• **REQUIRED WORK**
Nothing but the lines from the one that contains "Read out every word on this page." through the end of the listing should appear, set down exactly.

• **RECORD SET**
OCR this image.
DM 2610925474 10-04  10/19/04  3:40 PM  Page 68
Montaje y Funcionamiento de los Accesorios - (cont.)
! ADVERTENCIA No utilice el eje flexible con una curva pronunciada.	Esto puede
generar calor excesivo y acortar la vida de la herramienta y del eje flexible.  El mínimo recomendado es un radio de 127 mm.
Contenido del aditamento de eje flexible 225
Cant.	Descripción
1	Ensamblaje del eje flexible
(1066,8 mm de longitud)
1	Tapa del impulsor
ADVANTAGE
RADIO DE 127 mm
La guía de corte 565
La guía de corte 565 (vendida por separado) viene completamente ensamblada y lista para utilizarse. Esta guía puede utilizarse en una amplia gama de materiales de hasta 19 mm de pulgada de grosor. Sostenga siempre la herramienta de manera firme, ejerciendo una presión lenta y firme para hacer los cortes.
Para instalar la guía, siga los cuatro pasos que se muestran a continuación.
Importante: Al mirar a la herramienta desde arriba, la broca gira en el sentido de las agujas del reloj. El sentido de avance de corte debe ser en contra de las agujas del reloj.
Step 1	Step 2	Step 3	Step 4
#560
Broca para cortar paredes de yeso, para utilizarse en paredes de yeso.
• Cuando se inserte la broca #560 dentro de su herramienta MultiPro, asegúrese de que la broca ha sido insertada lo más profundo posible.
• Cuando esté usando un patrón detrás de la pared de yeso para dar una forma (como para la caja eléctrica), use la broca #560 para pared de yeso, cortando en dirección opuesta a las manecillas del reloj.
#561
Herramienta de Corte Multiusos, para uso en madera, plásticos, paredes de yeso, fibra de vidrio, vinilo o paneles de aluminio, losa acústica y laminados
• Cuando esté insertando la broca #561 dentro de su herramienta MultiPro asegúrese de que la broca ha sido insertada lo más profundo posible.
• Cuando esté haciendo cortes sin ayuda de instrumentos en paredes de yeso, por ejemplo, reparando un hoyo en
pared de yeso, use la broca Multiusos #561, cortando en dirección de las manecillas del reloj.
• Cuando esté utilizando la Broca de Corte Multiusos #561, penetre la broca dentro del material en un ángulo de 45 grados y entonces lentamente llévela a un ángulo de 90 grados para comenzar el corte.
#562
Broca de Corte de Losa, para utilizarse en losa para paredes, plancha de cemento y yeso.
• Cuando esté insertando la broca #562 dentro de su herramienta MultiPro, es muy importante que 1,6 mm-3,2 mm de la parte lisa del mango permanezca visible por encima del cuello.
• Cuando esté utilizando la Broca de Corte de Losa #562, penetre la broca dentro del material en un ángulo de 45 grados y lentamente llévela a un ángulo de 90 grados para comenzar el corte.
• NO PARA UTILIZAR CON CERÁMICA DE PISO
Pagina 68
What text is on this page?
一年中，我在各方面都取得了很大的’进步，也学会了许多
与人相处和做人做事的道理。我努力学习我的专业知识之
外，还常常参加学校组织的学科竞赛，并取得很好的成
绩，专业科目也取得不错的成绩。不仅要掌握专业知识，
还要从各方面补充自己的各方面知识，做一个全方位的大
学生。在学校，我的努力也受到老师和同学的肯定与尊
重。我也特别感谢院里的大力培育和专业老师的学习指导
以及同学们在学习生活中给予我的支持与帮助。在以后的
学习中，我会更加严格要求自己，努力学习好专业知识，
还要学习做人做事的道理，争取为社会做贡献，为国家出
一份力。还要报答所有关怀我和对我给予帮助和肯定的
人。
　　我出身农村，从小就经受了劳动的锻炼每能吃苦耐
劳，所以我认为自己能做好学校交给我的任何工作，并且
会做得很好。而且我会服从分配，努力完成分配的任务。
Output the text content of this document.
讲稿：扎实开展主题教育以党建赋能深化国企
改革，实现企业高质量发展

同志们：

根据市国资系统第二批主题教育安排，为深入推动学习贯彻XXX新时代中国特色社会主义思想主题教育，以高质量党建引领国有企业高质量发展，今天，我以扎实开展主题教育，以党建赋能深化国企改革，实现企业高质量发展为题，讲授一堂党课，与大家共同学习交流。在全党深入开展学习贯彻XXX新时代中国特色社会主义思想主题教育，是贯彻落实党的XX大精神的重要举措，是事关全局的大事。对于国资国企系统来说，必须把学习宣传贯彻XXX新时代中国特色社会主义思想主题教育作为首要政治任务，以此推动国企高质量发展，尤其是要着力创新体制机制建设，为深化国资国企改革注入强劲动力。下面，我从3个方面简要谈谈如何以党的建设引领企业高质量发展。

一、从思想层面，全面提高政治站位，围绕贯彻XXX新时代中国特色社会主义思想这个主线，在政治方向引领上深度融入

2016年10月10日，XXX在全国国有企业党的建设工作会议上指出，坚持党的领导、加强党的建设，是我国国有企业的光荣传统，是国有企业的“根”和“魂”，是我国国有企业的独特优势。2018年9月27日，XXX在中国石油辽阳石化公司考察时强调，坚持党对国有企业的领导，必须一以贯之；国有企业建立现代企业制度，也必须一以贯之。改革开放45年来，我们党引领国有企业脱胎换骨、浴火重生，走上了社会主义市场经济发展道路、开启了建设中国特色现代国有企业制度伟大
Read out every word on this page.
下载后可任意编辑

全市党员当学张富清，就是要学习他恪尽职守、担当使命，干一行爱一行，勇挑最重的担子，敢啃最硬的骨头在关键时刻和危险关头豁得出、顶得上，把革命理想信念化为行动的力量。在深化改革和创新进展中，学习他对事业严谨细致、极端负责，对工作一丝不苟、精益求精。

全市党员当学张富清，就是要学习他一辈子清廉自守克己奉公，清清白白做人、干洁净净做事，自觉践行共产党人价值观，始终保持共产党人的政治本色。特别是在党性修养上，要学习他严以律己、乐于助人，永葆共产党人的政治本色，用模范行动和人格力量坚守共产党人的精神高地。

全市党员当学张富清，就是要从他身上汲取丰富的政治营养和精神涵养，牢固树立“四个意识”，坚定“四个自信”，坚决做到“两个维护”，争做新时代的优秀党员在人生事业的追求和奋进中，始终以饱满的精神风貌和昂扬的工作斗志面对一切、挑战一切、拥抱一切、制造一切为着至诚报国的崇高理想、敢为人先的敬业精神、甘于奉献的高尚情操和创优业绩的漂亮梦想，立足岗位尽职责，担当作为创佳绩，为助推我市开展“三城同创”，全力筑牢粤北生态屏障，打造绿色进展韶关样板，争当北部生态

• **FINISHED TASK**
Read out every word on this page.
下载后可任意编辑

全市党员当学张富清，就是要学习他恪尽职守、担当使命，干一行爱一行，勇挑最重的担子，敢啃最硬的骨头在关键时刻和危险关头豁得出、顶得上，把革命理想信念化为行动的力量。在深化改革和创新进展中，学习他对事业严谨细致、极端负责，对工作一丝不苟、精益求精。

全市党员当学张富清，就是要学习他一辈子清廉自守克己奉公，清清白白做人、干洁净净做事，自觉践行共产党人价值观，始终保持共产党人的政治本色。特别是在党性修养上，要学习他严以律己、乐于助人，永葆共产党人的政治本色，用模范行动和人格力量坚守共产党人的精神高地。

全市党员当学张富清，就是要从他身上汲取丰富的政治营养和精神涵养，牢固树立“四个意识”，坚定“四个自信”，坚决做到“两个维护”，争做新时代的优秀党员在人生事业的追求和奋进中，始终以饱满的精神风貌和昂扬的工作斗志面对一切、挑战一切、拥抱一切、制造一切为着至诚报国的崇高理想、敢为人先的敬业精神、甘于奉献的高尚情操和创优业绩的漂亮梦想，立足岗位尽职责，担当作为创佳绩，为助推我市开展“三城同创”，全力筑牢粤北生态屏障，打造绿色进展韶关样板，争当北部生态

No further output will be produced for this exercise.